%%

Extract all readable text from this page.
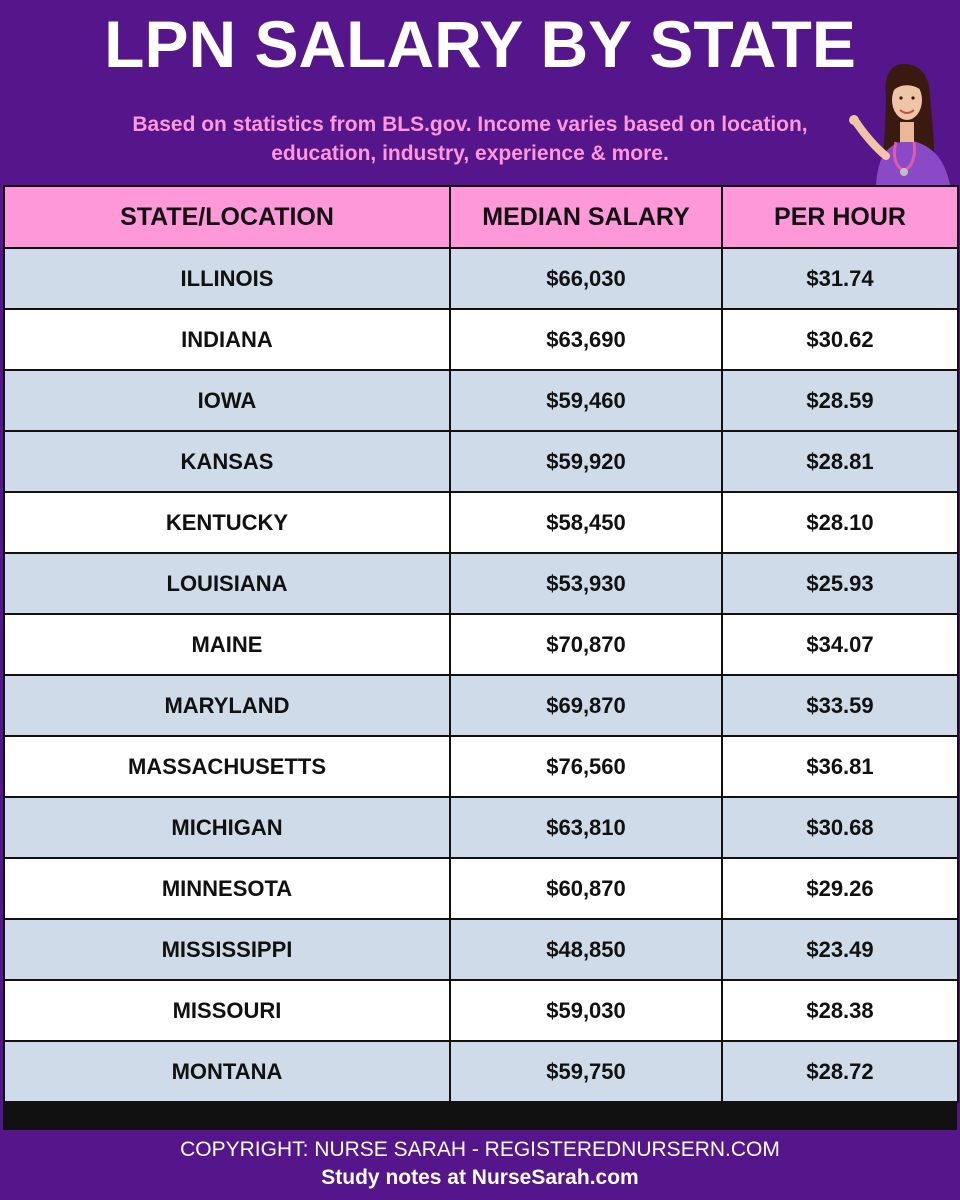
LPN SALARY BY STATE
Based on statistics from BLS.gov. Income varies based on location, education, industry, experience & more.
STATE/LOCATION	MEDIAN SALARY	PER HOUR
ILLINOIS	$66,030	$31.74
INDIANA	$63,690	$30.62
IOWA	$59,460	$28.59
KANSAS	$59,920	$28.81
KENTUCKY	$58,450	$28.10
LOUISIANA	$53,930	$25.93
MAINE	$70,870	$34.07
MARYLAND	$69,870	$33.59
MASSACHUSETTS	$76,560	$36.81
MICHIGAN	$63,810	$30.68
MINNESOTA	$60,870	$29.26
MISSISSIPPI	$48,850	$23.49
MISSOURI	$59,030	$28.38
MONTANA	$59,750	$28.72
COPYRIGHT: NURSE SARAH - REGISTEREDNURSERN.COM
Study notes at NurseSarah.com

%%

Examine the records and report how many lines contain the string "STATE". Only the number should be given.

2